**Provided records**:
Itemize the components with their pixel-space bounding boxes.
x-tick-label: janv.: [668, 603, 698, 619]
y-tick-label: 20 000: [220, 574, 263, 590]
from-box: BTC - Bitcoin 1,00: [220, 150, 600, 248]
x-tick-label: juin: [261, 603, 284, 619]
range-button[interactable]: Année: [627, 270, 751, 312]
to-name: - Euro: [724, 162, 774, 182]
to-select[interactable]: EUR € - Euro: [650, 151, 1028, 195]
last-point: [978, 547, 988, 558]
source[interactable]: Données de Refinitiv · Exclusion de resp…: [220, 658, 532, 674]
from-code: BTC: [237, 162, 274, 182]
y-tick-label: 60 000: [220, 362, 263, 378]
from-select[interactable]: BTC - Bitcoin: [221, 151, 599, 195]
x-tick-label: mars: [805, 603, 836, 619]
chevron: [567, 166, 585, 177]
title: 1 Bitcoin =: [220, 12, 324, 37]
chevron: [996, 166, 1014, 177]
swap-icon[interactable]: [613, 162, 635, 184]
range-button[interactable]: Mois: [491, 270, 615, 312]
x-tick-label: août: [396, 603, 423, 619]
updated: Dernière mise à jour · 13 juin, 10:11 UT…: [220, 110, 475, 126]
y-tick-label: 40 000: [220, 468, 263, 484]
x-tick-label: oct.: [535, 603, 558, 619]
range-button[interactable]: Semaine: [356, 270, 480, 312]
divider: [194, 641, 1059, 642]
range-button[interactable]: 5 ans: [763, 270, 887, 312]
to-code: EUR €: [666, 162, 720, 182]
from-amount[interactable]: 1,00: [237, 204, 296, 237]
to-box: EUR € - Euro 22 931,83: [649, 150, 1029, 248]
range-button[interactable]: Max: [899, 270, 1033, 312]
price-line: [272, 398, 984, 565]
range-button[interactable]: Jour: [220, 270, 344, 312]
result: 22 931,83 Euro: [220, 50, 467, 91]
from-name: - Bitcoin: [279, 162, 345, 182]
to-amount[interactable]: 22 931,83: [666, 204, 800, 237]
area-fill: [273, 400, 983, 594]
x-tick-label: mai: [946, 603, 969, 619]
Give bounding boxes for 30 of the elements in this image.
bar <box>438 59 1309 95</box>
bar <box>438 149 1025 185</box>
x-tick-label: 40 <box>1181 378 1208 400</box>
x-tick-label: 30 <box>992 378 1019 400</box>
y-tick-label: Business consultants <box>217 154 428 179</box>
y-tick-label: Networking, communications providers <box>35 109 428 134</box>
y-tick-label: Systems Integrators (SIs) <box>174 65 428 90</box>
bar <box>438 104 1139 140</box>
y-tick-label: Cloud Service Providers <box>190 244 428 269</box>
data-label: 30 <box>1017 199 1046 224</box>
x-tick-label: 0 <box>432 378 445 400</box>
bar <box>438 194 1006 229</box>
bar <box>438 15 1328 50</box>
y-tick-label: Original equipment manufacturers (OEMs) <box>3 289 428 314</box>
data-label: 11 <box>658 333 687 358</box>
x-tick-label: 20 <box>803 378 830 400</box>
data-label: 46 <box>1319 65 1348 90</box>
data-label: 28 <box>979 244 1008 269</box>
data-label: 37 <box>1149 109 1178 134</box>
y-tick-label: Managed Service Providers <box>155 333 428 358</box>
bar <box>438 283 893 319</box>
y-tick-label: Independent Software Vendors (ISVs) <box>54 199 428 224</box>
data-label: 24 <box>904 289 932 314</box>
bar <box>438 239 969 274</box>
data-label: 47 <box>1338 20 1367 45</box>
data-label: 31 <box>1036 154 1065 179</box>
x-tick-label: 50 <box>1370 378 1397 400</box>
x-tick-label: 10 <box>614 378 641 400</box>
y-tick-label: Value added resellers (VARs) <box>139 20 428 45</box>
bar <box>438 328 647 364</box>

**Objective**: Copy the records word for word, from the first line through the line with "data-label: 30 <box>1017 199 1046 224</box>".

**Response to the task**:
Itemize the components with their pixel-space bounding boxes.
x-tick-label: janv.: [668, 603, 698, 619]
y-tick-label: 20 000: [220, 574, 263, 590]
from-box: BTC - Bitcoin 1,00: [220, 150, 600, 248]
x-tick-label: juin: [261, 603, 284, 619]
range-button[interactable]: Année: [627, 270, 751, 312]
to-name: - Euro: [724, 162, 774, 182]
to-select[interactable]: EUR € - Euro: [650, 151, 1028, 195]
last-point: [978, 547, 988, 558]
source[interactable]: Données de Refinitiv · Exclusion de resp…: [220, 658, 532, 674]
from-code: BTC: [237, 162, 274, 182]
y-tick-label: 60 000: [220, 362, 263, 378]
from-select[interactable]: BTC - Bitcoin: [221, 151, 599, 195]
x-tick-label: mars: [805, 603, 836, 619]
chevron: [567, 166, 585, 177]
title: 1 Bitcoin =: [220, 12, 324, 37]
chevron: [996, 166, 1014, 177]
swap-icon[interactable]: [613, 162, 635, 184]
range-button[interactable]: Mois: [491, 270, 615, 312]
x-tick-label: août: [396, 603, 423, 619]
updated: Dernière mise à jour · 13 juin, 10:11 UT…: [220, 110, 475, 126]
y-tick-label: 40 000: [220, 468, 263, 484]
x-tick-label: oct.: [535, 603, 558, 619]
range-button[interactable]: Semaine: [356, 270, 480, 312]
divider: [194, 641, 1059, 642]
range-button[interactable]: 5 ans: [763, 270, 887, 312]
to-code: EUR €: [666, 162, 720, 182]
from-amount[interactable]: 1,00: [237, 204, 296, 237]
to-box: EUR € - Euro 22 931,83: [649, 150, 1029, 248]
range-button[interactable]: Max: [899, 270, 1033, 312]
price-line: [272, 398, 984, 565]
range-button[interactable]: Jour: [220, 270, 344, 312]
result: 22 931,83 Euro: [220, 50, 467, 91]
from-name: - Bitcoin: [279, 162, 345, 182]
to-amount[interactable]: 22 931,83: [666, 204, 800, 237]
area-fill: [273, 400, 983, 594]
x-tick-label: mai: [946, 603, 969, 619]
Give bounding boxes for 30 of the elements in this image.
bar <box>438 59 1309 95</box>
bar <box>438 149 1025 185</box>
x-tick-label: 40 <box>1181 378 1208 400</box>
x-tick-label: 30 <box>992 378 1019 400</box>
y-tick-label: Business consultants <box>217 154 428 179</box>
y-tick-label: Networking, communications providers <box>35 109 428 134</box>
y-tick-label: Systems Integrators (SIs) <box>174 65 428 90</box>
bar <box>438 104 1139 140</box>
y-tick-label: Cloud Service Providers <box>190 244 428 269</box>
data-label: 30 <box>1017 199 1046 224</box>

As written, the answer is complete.